TO DO: Retype the records that come next, word for word.

RECORDS FOR THE TASK:
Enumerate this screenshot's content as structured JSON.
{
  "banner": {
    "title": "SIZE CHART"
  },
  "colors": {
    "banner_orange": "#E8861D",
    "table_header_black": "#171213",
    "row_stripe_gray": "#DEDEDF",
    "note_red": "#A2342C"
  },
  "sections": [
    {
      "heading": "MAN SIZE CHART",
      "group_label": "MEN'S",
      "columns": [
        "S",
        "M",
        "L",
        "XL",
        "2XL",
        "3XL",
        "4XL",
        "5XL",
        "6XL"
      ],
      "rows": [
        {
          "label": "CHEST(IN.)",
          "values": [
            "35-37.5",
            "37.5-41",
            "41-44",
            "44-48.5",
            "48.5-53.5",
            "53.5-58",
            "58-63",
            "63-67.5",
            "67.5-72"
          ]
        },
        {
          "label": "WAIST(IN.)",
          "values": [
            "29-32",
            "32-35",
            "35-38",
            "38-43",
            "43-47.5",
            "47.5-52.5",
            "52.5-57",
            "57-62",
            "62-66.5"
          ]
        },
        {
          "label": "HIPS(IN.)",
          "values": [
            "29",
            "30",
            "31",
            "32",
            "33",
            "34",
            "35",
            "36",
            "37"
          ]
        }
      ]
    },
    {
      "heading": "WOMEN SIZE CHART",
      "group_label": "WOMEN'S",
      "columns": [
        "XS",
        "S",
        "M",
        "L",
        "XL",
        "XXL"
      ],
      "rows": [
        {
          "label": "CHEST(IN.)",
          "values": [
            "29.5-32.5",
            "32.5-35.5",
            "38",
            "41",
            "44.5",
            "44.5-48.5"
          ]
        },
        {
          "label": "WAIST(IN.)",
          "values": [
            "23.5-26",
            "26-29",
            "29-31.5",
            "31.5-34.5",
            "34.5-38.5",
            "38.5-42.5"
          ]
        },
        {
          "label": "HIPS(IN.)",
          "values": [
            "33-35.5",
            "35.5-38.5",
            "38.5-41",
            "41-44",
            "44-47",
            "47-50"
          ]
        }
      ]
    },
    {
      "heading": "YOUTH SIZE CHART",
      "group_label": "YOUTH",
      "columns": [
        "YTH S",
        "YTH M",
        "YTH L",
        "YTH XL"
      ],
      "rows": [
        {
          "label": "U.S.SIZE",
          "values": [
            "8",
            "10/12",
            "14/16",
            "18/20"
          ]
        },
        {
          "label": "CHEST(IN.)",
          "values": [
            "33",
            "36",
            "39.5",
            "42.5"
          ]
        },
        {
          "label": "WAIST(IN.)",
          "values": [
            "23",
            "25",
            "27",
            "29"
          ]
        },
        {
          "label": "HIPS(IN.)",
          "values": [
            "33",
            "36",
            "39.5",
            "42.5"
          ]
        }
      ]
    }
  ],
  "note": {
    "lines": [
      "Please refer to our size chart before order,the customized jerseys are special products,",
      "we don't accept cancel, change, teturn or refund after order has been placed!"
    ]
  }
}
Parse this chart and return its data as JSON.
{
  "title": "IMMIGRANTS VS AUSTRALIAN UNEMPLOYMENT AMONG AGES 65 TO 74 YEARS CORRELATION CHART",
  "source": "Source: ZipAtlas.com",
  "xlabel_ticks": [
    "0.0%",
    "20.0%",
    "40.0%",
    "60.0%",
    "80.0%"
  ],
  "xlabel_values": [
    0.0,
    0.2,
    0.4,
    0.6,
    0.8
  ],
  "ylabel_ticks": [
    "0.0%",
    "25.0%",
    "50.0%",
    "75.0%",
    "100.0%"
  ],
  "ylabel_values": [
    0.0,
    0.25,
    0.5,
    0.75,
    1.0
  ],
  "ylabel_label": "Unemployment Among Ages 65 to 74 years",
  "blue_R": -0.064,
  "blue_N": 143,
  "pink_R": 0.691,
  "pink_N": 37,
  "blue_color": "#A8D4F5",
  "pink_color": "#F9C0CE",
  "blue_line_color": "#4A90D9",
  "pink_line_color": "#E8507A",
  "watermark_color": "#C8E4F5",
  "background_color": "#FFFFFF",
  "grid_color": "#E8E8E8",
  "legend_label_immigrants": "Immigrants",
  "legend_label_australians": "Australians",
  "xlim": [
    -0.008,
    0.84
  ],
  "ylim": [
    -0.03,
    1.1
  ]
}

RESPONSE:
Enumerate this screenshot's content as structured JSON.
{
  "banner": {
    "title": "SIZE CHART"
  },
  "colors": {
    "banner_orange": "#E8861D",
    "table_header_black": "#171213",
    "row_stripe_gray": "#DEDEDF",
    "note_red": "#A2342C"
  },
  "sections": [
    {
      "heading": "MAN SIZE CHART",
      "group_label": "MEN'S",
      "columns": [
        "S",
        "M",
        "L",
        "XL",
        "2XL",
        "3XL",
        "4XL",
        "5XL",
        "6XL"
      ],
      "rows": [
        {
          "label": "CHEST(IN.)",
          "values": [
            "35-37.5",
            "37.5-41",
            "41-44",
            "44-48.5",
            "48.5-53.5",
            "53.5-58",
            "58-63",
            "63-67.5",
            "67.5-72"
          ]
        },
        {
          "label": "WAIST(IN.)",
          "values": [
            "29-32",
            "32-35",
            "35-38",
            "38-43",
            "43-47.5",
            "47.5-52.5",
            "52.5-57",
            "57-62",
            "62-66.5"
          ]
        },
        {
          "label": "HIPS(IN.)",
          "values": [
            "29",
            "30",
            "31",
            "32",
            "33",
            "34",
            "35",
            "36",
            "37"
          ]
        }
      ]
    },
    {
      "heading": "WOMEN SIZE CHART",
      "group_label": "WOMEN'S",
      "columns": [
        "XS",
        "S",
        "M",
        "L",
        "XL",
        "XXL"
      ],
      "rows": [
        {
          "label": "CHEST(IN.)",
          "values": [
            "29.5-32.5",
            "32.5-35.5",
            "38",
            "41",
            "44.5",
            "44.5-48.5"
          ]
        },
        {
          "label": "WAIST(IN.)",
          "values": [
            "23.5-26",
            "26-29",
            "29-31.5",
            "31.5-34.5",
            "34.5-38.5",
            "38.5-42.5"
          ]
        },
        {
          "label": "HIPS(IN.)",
          "values": [
            "33-35.5",
            "35.5-38.5",
            "38.5-41",
            "41-44",
            "44-47",
            "47-50"
          ]
        }
      ]
    },
    {
      "heading": "YOUTH SIZE CHART",
      "group_label": "YOUTH",
      "columns": [
        "YTH S",
        "YTH M",
        "YTH L",
        "YTH XL"
      ],
      "rows": [
        {
          "label": "U.S.SIZE",
          "values": [
            "8",
            "10/12",
            "14/16",
            "18/20"
          ]
        },
        {
          "label": "CHEST(IN.)",
          "values": [
            "33",
            "36",
            "39.5",
            "42.5"
          ]
        },
        {
          "label": "WAIST(IN.)",
          "values": [
            "23",
            "25",
            "27",
            "29"
          ]
        },
        {
          "label": "HIPS(IN.)",
          "values": [
            "33",
            "36",
            "39.5",
            "42.5"
          ]
        }
      ]
    }
  ],
  "note": {
    "lines": [
      "Please refer to our size chart before order,the customized jerseys are special products,",
      "we don't accept cancel, change, teturn or refund after order has been placed!"
    ]
  }
}
Parse this chart and return its data as JSON.
{
  "title": "IMMIGRANTS VS AUSTRALIAN UNEMPLOYMENT AMONG AGES 65 TO 74 YEARS CORRELATION CHART",
  "source": "Source: ZipAtlas.com",
  "xlabel_ticks": [
    "0.0%",
    "20.0%",
    "40.0%",
    "60.0%",
    "80.0%"
  ],
  "xlabel_values": [
    0.0,
    0.2,
    0.4,
    0.6,
    0.8
  ],
  "ylabel_ticks": [
    "0.0%",
    "25.0%",
    "50.0%",
    "75.0%",
    "100.0%"
  ],
  "ylabel_values": [
    0.0,
    0.25,
    0.5,
    0.75,
    1.0
  ],
  "ylabel_label": "Unemployment Among Ages 65 to 74 years",
  "blue_R": -0.064,
  "blue_N": 143,
  "pink_R": 0.691,
  "pink_N": 37,
  "blue_color": "#A8D4F5",
  "pink_color": "#F9C0CE",
  "blue_line_color": "#4A90D9",
  "pink_line_color": "#E8507A",
  "watermark_color": "#C8E4F5",
  "background_color": "#FFFFFF",
  "grid_color": "#E8E8E8",
  "legend_label_immigrants": "Immigrants",
  "legend_label_australians": "Australians",
  "xlim": [
    -0.008,
    0.84
  ],
  "ylim": [
    -0.03,
    1.1
  ]
}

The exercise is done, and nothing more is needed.